--- Input records ---

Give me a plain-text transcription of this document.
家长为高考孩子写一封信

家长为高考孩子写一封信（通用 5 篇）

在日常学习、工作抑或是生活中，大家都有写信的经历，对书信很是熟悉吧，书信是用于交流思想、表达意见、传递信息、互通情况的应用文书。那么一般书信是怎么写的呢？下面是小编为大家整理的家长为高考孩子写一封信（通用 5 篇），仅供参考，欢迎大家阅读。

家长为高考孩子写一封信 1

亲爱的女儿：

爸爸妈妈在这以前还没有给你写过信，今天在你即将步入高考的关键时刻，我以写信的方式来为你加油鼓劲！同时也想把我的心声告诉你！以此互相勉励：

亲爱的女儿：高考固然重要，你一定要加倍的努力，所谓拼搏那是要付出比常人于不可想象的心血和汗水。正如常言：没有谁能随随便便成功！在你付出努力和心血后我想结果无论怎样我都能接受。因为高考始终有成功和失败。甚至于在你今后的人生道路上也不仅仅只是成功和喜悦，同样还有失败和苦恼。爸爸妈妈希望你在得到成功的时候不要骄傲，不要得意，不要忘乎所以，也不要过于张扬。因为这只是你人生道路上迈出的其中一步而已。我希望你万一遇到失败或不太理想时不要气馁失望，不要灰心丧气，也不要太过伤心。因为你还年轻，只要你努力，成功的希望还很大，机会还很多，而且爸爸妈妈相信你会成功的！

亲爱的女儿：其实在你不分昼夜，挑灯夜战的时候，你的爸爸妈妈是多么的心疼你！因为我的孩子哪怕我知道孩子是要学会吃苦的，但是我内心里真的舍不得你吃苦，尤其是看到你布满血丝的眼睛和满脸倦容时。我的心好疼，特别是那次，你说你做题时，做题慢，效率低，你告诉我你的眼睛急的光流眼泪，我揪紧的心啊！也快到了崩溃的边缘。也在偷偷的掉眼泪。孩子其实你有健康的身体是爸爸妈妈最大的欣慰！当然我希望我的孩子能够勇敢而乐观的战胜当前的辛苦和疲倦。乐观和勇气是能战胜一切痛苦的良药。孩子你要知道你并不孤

---

= What is required =
Set down the material above again, word for word.

= Final result =
Give me a plain-text transcription of this document.
家长为高考孩子写一封信

家长为高考孩子写一封信（通用 5 篇）

在日常学习、工作抑或是生活中，大家都有写信的经历，对书信很是熟悉吧，书信是用于交流思想、表达意见、传递信息、互通情况的应用文书。那么一般书信是怎么写的呢？下面是小编为大家整理的家长为高考孩子写一封信（通用 5 篇），仅供参考，欢迎大家阅读。

家长为高考孩子写一封信 1

亲爱的女儿：

爸爸妈妈在这以前还没有给你写过信，今天在你即将步入高考的关键时刻，我以写信的方式来为你加油鼓劲！同时也想把我的心声告诉你！以此互相勉励：

亲爱的女儿：高考固然重要，你一定要加倍的努力，所谓拼搏那是要付出比常人于不可想象的心血和汗水。正如常言：没有谁能随随便便成功！在你付出努力和心血后我想结果无论怎样我都能接受。因为高考始终有成功和失败。甚至于在你今后的人生道路上也不仅仅只是成功和喜悦，同样还有失败和苦恼。爸爸妈妈希望你在得到成功的时候不要骄傲，不要得意，不要忘乎所以，也不要过于张扬。因为这只是你人生道路上迈出的其中一步而已。我希望你万一遇到失败或不太理想时不要气馁失望，不要灰心丧气，也不要太过伤心。因为你还年轻，只要你努力，成功的希望还很大，机会还很多，而且爸爸妈妈相信你会成功的！

亲爱的女儿：其实在你不分昼夜，挑灯夜战的时候，你的爸爸妈妈是多么的心疼你！因为我的孩子哪怕我知道孩子是要学会吃苦的，但是我内心里真的舍不得你吃苦，尤其是看到你布满血丝的眼睛和满脸倦容时。我的心好疼，特别是那次，你说你做题时，做题慢，效率低，你告诉我你的眼睛急的光流眼泪，我揪紧的心啊！也快到了崩溃的边缘。也在偷偷的掉眼泪。孩子其实你有健康的身体是爸爸妈妈最大的欣慰！当然我希望我的孩子能够勇敢而乐观的战胜当前的辛苦和疲倦。乐观和勇气是能战胜一切痛苦的良药。孩子你要知道你并不孤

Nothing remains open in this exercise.